REQUIRED WORK:
Can you echo the data from the start through the line containing "dashboard-icon: ▦ xyxy=(399,155,411,169)", copying each line as it appears?

Some records:
┄┄┄┄┄┄┄┄┄┄┄┄┄┄┄┄┄┄┄┄

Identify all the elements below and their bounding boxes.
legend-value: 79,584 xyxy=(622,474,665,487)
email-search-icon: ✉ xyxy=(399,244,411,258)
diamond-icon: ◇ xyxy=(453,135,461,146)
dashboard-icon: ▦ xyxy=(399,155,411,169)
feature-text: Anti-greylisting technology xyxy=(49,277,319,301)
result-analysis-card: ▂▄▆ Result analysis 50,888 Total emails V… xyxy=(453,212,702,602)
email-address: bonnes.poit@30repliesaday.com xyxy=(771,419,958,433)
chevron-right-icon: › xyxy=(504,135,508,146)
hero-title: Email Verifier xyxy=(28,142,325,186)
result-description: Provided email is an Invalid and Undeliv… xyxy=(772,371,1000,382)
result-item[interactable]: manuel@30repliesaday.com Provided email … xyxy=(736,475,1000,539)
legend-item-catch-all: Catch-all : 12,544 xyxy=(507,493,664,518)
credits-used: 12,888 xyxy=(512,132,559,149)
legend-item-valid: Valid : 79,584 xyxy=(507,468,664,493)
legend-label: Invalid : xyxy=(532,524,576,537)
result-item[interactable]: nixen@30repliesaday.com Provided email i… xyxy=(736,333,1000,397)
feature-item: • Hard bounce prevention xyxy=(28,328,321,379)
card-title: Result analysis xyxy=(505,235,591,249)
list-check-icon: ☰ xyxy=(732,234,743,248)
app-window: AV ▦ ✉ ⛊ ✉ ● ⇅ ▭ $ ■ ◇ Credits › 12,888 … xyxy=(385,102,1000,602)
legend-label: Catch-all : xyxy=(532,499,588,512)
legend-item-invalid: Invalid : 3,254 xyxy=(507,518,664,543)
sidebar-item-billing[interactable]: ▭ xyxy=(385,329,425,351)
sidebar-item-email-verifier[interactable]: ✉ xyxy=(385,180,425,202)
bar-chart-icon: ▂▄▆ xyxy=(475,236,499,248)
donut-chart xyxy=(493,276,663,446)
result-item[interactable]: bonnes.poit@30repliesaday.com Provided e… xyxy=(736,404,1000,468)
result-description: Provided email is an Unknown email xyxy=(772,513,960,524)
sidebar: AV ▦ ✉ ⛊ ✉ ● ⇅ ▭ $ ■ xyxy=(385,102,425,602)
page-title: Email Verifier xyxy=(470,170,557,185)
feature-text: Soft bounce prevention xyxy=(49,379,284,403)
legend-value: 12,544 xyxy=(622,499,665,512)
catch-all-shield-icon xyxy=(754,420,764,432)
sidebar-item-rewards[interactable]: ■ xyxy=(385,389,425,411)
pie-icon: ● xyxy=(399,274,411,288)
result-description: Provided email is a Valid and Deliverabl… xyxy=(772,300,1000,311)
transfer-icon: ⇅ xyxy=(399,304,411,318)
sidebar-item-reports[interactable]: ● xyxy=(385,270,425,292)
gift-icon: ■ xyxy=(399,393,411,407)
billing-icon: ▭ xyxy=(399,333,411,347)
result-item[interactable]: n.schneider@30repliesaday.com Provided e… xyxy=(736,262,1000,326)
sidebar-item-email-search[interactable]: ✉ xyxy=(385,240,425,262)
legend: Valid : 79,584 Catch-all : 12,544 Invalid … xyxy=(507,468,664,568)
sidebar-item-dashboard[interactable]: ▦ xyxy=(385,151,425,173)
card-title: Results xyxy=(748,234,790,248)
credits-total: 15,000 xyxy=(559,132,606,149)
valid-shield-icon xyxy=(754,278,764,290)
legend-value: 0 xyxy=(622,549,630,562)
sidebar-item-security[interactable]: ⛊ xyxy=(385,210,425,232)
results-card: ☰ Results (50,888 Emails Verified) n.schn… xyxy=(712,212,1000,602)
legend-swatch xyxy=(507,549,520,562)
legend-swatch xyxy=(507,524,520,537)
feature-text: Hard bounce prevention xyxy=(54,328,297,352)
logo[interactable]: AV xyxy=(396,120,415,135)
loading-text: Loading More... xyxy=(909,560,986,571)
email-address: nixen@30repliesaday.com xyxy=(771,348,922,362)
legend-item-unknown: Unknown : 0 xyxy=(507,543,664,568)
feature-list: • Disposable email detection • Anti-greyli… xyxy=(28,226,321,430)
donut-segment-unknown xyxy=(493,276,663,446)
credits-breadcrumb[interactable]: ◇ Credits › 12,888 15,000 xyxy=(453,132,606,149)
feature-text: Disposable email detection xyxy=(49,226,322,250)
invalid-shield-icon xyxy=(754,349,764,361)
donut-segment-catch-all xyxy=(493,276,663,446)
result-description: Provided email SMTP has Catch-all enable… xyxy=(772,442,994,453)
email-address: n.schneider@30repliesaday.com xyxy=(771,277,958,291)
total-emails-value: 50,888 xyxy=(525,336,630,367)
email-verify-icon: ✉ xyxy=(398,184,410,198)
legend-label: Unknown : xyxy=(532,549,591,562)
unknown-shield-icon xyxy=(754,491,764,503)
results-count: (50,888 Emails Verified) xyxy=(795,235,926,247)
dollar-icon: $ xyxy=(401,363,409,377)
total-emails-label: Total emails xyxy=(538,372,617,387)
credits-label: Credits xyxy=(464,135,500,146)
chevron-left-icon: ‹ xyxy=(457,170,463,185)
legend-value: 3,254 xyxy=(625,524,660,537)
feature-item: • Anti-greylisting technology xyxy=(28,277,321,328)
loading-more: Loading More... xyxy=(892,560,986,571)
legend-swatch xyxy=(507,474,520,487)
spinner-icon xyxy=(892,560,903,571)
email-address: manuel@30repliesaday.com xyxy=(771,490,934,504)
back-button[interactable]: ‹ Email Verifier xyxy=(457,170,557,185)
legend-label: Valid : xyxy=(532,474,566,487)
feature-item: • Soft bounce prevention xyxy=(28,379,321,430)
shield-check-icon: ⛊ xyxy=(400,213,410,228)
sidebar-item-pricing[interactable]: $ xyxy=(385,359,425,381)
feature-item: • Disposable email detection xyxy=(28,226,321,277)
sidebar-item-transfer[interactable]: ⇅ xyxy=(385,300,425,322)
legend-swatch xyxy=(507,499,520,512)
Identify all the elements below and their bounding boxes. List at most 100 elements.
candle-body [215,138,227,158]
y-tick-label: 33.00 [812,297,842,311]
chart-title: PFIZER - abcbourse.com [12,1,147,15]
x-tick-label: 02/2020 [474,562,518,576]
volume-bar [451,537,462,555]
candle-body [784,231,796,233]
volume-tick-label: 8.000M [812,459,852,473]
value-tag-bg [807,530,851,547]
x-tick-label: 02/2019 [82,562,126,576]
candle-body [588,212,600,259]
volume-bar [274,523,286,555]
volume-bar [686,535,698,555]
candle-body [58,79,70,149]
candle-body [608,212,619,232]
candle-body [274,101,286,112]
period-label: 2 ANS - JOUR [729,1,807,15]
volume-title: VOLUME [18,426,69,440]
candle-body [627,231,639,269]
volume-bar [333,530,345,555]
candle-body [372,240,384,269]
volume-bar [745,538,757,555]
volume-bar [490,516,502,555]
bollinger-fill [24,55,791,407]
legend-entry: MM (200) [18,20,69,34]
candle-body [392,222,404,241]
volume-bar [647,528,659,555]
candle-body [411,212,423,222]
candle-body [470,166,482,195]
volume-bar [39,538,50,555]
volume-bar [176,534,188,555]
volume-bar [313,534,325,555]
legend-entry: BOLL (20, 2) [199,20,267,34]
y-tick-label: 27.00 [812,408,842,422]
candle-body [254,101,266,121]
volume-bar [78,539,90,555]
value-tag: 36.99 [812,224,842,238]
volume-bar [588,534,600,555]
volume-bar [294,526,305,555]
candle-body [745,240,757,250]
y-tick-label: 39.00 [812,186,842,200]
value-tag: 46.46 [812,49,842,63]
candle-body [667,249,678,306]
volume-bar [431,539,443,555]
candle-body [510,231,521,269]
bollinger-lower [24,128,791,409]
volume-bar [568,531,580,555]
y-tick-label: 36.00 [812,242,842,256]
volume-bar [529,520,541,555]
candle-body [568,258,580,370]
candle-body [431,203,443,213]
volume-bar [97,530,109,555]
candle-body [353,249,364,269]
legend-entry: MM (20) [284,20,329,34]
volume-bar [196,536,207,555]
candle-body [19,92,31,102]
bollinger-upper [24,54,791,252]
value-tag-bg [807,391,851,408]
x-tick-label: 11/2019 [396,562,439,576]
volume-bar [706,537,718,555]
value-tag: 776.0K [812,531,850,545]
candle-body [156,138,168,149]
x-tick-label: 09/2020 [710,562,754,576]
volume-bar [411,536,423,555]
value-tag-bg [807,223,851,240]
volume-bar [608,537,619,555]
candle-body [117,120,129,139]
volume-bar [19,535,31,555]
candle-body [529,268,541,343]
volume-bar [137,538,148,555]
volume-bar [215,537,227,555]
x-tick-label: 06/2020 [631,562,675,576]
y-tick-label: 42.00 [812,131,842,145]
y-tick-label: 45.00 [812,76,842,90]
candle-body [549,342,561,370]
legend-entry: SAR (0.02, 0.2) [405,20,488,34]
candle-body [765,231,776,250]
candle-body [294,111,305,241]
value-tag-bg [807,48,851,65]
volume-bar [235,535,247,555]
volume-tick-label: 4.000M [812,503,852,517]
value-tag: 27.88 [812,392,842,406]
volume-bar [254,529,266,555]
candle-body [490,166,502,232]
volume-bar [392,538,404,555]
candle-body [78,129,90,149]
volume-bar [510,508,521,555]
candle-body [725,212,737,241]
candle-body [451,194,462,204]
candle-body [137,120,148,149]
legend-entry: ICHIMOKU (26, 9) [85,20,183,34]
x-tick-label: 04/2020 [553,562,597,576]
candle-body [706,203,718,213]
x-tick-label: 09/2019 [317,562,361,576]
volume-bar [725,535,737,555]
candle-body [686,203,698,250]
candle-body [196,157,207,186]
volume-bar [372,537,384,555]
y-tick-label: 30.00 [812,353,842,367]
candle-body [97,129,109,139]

┄┄┄┄┄┄┄┄┄┄┄┄┄┄┄┄┄┄┄┄

RESULT OF THIS TASK:
Identify all the elements below and their bounding boxes.
legend-value: 79,584 xyxy=(622,474,665,487)
email-search-icon: ✉ xyxy=(399,244,411,258)
diamond-icon: ◇ xyxy=(453,135,461,146)
dashboard-icon: ▦ xyxy=(399,155,411,169)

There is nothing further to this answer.